Extract each line holding the word "size" from the entries.
┌─ MATERIAL TO PROCESS
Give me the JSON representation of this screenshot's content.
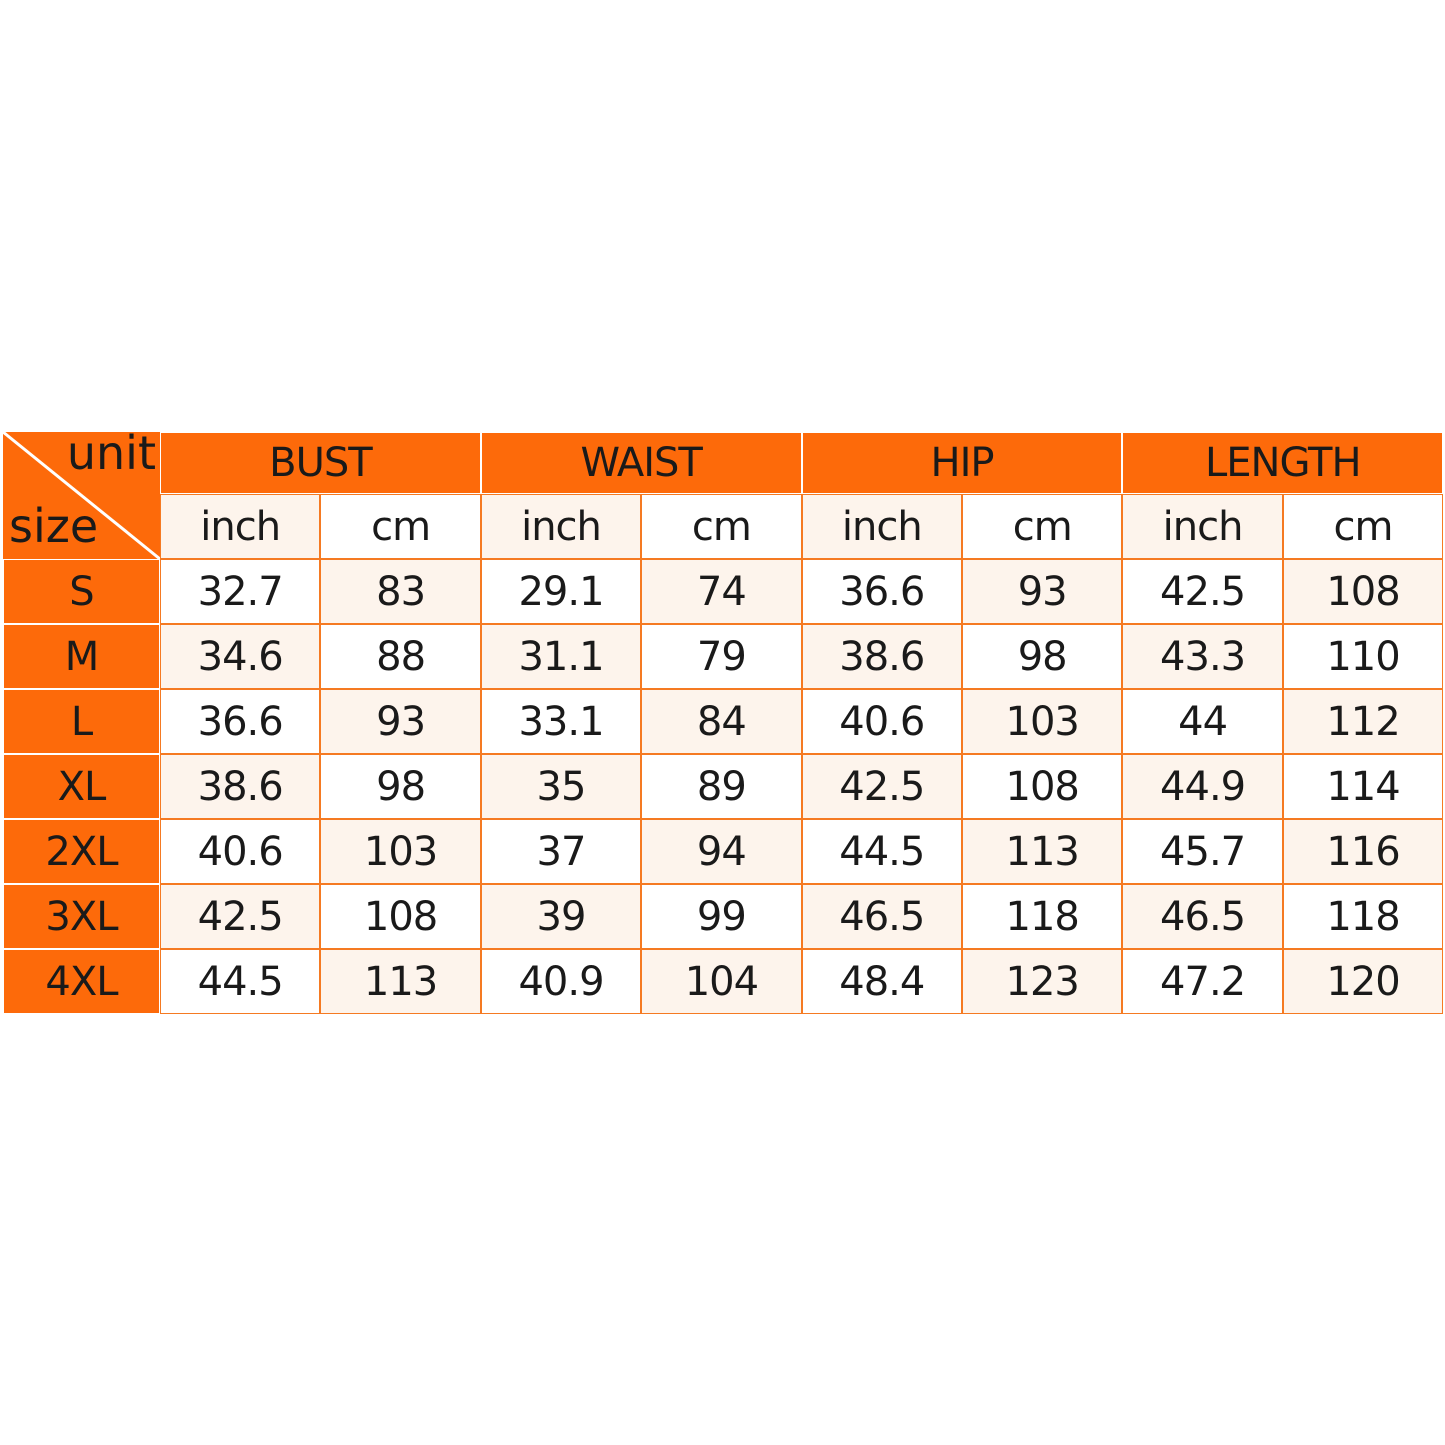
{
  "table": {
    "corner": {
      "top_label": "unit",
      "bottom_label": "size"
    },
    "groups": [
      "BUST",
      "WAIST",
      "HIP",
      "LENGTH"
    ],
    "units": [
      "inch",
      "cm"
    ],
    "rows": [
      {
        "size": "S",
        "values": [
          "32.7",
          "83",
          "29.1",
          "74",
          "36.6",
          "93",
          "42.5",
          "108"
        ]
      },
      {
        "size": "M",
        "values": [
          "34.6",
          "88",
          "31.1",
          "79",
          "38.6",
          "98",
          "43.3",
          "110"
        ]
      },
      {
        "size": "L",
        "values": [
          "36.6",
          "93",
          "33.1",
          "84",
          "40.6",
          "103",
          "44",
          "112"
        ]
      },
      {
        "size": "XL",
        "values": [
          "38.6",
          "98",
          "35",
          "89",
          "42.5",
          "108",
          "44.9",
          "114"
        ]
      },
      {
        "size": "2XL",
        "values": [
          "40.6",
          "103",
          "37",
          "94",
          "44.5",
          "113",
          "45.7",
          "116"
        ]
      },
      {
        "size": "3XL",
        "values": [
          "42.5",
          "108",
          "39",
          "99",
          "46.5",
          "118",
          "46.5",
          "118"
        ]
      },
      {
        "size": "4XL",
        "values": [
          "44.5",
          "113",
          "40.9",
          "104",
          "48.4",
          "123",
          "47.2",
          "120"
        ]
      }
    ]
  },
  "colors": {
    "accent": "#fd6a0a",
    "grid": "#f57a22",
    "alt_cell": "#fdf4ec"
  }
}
└─
#### [TASK RESPONSE]
      "bottom_label": "size"
        "size": "S",
        "size": "M",
        "size": "L",
        "size": "XL",
        "size": "2XL",
        "size": "3XL",
        "size": "4XL",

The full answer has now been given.